**Direction**
Copy, from the entries below, each line where the word "title" can be found.

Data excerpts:

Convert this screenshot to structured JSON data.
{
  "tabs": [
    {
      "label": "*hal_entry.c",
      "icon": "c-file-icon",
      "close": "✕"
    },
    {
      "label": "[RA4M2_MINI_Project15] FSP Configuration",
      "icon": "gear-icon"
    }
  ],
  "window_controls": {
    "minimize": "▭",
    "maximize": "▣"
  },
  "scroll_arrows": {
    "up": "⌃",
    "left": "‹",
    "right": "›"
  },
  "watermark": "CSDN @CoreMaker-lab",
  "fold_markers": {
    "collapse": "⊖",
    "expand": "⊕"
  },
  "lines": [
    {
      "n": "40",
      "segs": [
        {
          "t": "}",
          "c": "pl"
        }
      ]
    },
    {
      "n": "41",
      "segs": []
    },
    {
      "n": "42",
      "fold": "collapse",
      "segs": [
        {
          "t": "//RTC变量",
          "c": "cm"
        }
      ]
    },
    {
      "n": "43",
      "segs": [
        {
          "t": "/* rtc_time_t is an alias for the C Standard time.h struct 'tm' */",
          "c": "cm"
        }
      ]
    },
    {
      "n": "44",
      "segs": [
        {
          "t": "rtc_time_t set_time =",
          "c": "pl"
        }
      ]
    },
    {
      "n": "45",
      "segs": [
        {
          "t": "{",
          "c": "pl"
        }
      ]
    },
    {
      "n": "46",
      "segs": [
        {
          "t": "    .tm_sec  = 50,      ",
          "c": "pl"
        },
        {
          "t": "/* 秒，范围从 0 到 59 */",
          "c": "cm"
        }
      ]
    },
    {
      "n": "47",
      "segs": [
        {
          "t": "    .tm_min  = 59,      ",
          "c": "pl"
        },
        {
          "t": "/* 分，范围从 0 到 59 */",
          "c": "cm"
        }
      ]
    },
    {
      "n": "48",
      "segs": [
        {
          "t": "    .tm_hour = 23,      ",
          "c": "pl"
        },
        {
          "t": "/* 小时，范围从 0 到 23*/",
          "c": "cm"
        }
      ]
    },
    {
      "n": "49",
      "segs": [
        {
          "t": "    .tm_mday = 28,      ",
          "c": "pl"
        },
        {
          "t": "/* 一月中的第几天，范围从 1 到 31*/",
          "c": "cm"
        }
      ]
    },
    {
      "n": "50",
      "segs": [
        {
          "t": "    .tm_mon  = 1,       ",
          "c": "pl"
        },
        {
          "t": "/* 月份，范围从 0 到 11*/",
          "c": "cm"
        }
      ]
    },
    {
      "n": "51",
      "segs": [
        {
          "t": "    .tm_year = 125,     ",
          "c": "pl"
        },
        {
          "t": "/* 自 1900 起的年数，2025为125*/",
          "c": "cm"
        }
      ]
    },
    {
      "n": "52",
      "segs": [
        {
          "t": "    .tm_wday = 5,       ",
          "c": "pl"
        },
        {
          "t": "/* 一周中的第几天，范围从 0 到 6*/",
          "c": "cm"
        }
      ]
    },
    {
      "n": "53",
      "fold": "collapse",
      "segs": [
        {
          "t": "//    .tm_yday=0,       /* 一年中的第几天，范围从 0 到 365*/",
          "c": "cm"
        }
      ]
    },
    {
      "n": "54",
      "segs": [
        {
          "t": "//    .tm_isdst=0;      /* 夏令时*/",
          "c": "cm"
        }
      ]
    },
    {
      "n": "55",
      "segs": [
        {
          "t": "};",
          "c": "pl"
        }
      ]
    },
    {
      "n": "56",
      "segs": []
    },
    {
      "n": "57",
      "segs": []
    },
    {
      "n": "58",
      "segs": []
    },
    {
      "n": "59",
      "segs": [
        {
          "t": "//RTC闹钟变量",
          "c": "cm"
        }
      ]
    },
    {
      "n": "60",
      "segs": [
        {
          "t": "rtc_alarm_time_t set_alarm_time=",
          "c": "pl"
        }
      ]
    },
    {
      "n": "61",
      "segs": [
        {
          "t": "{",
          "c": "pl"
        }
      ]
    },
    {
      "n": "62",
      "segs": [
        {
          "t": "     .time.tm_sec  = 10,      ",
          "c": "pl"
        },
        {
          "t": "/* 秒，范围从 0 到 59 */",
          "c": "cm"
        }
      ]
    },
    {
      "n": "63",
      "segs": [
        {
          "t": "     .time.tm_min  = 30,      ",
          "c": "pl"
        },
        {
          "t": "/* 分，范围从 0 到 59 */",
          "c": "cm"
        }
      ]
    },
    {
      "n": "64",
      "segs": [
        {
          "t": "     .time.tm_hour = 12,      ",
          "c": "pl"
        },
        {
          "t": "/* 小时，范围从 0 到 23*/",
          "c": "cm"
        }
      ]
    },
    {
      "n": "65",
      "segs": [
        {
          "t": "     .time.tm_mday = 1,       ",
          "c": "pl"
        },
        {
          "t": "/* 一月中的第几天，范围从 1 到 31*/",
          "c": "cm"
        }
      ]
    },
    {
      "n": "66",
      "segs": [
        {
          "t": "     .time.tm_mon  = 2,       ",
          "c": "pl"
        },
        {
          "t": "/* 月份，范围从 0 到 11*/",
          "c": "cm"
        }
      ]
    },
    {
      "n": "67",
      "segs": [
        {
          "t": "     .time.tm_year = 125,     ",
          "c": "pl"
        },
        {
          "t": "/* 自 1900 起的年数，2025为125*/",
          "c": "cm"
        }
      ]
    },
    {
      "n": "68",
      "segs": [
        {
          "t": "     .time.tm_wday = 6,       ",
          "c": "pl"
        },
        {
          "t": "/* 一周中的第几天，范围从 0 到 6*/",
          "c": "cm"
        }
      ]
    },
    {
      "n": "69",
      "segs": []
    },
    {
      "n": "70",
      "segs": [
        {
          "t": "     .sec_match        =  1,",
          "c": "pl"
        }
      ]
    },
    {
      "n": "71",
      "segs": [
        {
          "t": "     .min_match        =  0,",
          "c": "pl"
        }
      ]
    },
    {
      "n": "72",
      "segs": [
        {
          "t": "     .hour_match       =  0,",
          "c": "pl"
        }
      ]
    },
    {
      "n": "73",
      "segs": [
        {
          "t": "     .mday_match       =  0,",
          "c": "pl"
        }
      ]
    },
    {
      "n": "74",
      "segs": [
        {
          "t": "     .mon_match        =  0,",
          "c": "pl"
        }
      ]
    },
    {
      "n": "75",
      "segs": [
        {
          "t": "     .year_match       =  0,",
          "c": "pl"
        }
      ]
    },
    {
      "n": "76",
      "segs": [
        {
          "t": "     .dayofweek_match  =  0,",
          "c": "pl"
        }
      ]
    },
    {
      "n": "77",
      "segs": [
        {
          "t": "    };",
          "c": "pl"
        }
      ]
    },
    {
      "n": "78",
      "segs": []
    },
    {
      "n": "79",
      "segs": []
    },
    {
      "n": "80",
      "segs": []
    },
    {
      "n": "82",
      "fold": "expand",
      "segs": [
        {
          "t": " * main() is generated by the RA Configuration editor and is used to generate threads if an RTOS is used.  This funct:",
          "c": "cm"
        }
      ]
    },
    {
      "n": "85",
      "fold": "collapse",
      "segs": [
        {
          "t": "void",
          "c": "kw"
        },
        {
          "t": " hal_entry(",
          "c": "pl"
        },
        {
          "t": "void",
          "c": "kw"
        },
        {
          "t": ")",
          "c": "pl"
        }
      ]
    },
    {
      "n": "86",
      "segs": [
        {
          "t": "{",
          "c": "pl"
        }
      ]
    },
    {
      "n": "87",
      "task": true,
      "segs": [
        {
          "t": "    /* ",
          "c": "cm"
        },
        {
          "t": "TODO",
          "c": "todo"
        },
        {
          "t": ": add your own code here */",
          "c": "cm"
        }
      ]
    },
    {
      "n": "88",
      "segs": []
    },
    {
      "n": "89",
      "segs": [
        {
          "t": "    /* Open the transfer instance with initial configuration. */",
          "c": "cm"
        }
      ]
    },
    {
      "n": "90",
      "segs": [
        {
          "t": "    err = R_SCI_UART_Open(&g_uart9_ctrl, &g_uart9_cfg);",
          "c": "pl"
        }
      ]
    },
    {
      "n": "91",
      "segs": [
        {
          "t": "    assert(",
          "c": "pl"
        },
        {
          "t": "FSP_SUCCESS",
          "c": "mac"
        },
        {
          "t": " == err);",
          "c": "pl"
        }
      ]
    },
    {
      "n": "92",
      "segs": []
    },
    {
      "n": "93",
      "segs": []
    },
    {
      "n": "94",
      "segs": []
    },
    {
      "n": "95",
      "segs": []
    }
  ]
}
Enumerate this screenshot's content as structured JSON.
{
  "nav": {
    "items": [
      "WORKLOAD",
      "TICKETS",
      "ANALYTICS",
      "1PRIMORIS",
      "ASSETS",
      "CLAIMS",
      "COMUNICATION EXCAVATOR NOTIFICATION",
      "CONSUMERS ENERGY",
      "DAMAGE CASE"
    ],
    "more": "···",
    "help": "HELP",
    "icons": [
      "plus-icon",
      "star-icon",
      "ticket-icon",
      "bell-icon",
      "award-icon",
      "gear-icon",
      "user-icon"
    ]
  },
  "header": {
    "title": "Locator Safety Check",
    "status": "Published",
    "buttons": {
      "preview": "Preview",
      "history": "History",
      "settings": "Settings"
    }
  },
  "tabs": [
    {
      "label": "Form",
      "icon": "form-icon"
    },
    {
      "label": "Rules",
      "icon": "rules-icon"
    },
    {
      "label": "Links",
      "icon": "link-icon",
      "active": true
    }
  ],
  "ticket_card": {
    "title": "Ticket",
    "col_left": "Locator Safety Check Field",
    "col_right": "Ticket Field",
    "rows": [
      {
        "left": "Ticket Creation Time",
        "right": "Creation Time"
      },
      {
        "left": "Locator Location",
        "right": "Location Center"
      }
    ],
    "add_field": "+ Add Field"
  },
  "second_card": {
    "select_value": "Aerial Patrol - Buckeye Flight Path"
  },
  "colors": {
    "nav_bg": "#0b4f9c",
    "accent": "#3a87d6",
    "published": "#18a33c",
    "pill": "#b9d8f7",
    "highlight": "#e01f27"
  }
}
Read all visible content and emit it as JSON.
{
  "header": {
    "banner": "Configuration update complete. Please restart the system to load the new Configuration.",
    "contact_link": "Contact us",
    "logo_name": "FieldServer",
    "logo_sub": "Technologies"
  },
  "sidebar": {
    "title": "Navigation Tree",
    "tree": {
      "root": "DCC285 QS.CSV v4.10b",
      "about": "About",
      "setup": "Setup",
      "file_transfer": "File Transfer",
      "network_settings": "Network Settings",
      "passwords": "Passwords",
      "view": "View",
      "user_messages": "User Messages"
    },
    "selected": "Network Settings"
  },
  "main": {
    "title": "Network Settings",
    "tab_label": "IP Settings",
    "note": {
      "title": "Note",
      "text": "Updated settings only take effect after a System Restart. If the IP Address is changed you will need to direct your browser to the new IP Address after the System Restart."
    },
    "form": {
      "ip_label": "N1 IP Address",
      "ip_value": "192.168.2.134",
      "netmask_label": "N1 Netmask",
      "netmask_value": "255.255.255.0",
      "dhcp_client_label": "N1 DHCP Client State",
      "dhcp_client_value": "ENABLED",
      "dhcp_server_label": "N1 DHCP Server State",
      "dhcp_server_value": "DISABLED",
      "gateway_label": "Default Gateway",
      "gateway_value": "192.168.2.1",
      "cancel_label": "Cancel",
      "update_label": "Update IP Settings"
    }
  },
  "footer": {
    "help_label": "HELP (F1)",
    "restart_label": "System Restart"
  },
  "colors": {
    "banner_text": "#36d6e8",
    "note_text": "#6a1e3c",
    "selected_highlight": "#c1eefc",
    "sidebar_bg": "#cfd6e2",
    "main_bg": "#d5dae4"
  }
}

**Complete output**
    "title": "Locator Safety Check",
    "title": "Ticket",
    "title": "Navigation Tree",
    "title": "Network Settings",
      "title": "Note",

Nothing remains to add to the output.